→ What is expected: Reproduce the listing word for word. Skip any image.

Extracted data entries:
╔══

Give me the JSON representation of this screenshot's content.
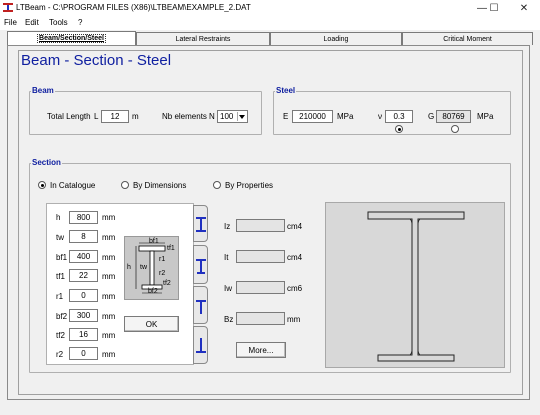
{
  "window": {
    "title": "LTBeam - C:\\PROGRAM FILES (X86)\\LTBEAM\\EXAMPLE_2.DAT",
    "minimize": "—",
    "maximize": "☐",
    "close": "✕"
  },
  "menu": {
    "items": [
      "File",
      "Edit",
      "Tools",
      "?"
    ]
  },
  "tabs": [
    "Beam/Section/Steel",
    "Lateral Restraints",
    "Loading",
    "Critical Moment"
  ],
  "page_title": "Beam - Section - Steel",
  "beam": {
    "group_label": "Beam",
    "total_length_label": "Total Length",
    "total_length_var": "L",
    "total_length_value": "12",
    "total_length_unit": "m",
    "nb_elements_label": "Nb elements",
    "nb_elements_var": "N",
    "nb_elements_value": "100"
  },
  "steel": {
    "group_label": "Steel",
    "e_label": "E",
    "e_value": "210000",
    "e_unit": "MPa",
    "nu_label": "ν",
    "nu_value": "0.3",
    "g_label": "G",
    "g_value": "80769",
    "g_unit": "MPa"
  },
  "section": {
    "group_label": "Section",
    "modes": [
      "In Catalogue",
      "By Dimensions",
      "By Properties"
    ],
    "selected_mode": "In Catalogue",
    "dimensions": [
      {
        "label": "h",
        "value": "800",
        "unit": "mm"
      },
      {
        "label": "tw",
        "value": "8",
        "unit": "mm"
      },
      {
        "label": "bf1",
        "value": "400",
        "unit": "mm"
      },
      {
        "label": "tf1",
        "value": "22",
        "unit": "mm"
      },
      {
        "label": "r1",
        "value": "0",
        "unit": "mm"
      },
      {
        "label": "bf2",
        "value": "300",
        "unit": "mm"
      },
      {
        "label": "tf2",
        "value": "16",
        "unit": "mm"
      },
      {
        "label": "r2",
        "value": "0",
        "unit": "mm"
      }
    ],
    "diagram_labels": {
      "bf1": "bf1",
      "tf1": "tf1",
      "r1": "r1",
      "h": "h",
      "tw": "tw",
      "r2": "r2",
      "tf2": "tf2",
      "bf2": "bf2"
    },
    "ok_label": "OK",
    "properties": [
      {
        "label": "Iz",
        "value": "",
        "unit": "cm4"
      },
      {
        "label": "It",
        "value": "",
        "unit": "cm4"
      },
      {
        "label": "Iw",
        "value": "",
        "unit": "cm6"
      },
      {
        "label": "Bz",
        "value": "",
        "unit": "mm"
      }
    ],
    "more_label": "More..."
  },
  "icons": {
    "app": "ltbeam-app-icon",
    "dropdown": "chevron-down-icon",
    "side_tabs": [
      "double-i-section-icon",
      "mono-i-section-icon",
      "t-section-icon",
      "inverted-t-section-icon"
    ]
  },
  "colors": {
    "title_blue": "#1020a0",
    "section_icon_blue": "#2030c0"
  }
}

╚══

→ Answer to the problem:
Give me the JSON representation of this screenshot's content.
{
  "window": {
    "title": "LTBeam - C:\\PROGRAM FILES (X86)\\LTBEAM\\EXAMPLE_2.DAT",
    "minimize": "—",
    "maximize": "☐",
    "close": "✕"
  },
  "menu": {
    "items": [
      "File",
      "Edit",
      "Tools",
      "?"
    ]
  },
  "tabs": [
    "Beam/Section/Steel",
    "Lateral Restraints",
    "Loading",
    "Critical Moment"
  ],
  "page_title": "Beam - Section - Steel",
  "beam": {
    "group_label": "Beam",
    "total_length_label": "Total Length",
    "total_length_var": "L",
    "total_length_value": "12",
    "total_length_unit": "m",
    "nb_elements_label": "Nb elements",
    "nb_elements_var": "N",
    "nb_elements_value": "100"
  },
  "steel": {
    "group_label": "Steel",
    "e_label": "E",
    "e_value": "210000",
    "e_unit": "MPa",
    "nu_label": "ν",
    "nu_value": "0.3",
    "g_label": "G",
    "g_value": "80769",
    "g_unit": "MPa"
  },
  "section": {
    "group_label": "Section",
    "modes": [
      "In Catalogue",
      "By Dimensions",
      "By Properties"
    ],
    "selected_mode": "In Catalogue",
    "dimensions": [
      {
        "label": "h",
        "value": "800",
        "unit": "mm"
      },
      {
        "label": "tw",
        "value": "8",
        "unit": "mm"
      },
      {
        "label": "bf1",
        "value": "400",
        "unit": "mm"
      },
      {
        "label": "tf1",
        "value": "22",
        "unit": "mm"
      },
      {
        "label": "r1",
        "value": "0",
        "unit": "mm"
      },
      {
        "label": "bf2",
        "value": "300",
        "unit": "mm"
      },
      {
        "label": "tf2",
        "value": "16",
        "unit": "mm"
      },
      {
        "label": "r2",
        "value": "0",
        "unit": "mm"
      }
    ],
    "diagram_labels": {
      "bf1": "bf1",
      "tf1": "tf1",
      "r1": "r1",
      "h": "h",
      "tw": "tw",
      "r2": "r2",
      "tf2": "tf2",
      "bf2": "bf2"
    },
    "ok_label": "OK",
    "properties": [
      {
        "label": "Iz",
        "value": "",
        "unit": "cm4"
      },
      {
        "label": "It",
        "value": "",
        "unit": "cm4"
      },
      {
        "label": "Iw",
        "value": "",
        "unit": "cm6"
      },
      {
        "label": "Bz",
        "value": "",
        "unit": "mm"
      }
    ],
    "more_label": "More..."
  },
  "icons": {
    "app": "ltbeam-app-icon",
    "dropdown": "chevron-down-icon",
    "side_tabs": [
      "double-i-section-icon",
      "mono-i-section-icon",
      "t-section-icon",
      "inverted-t-section-icon"
    ]
  },
  "colors": {
    "title_blue": "#1020a0",
    "section_icon_blue": "#2030c0"
  }
}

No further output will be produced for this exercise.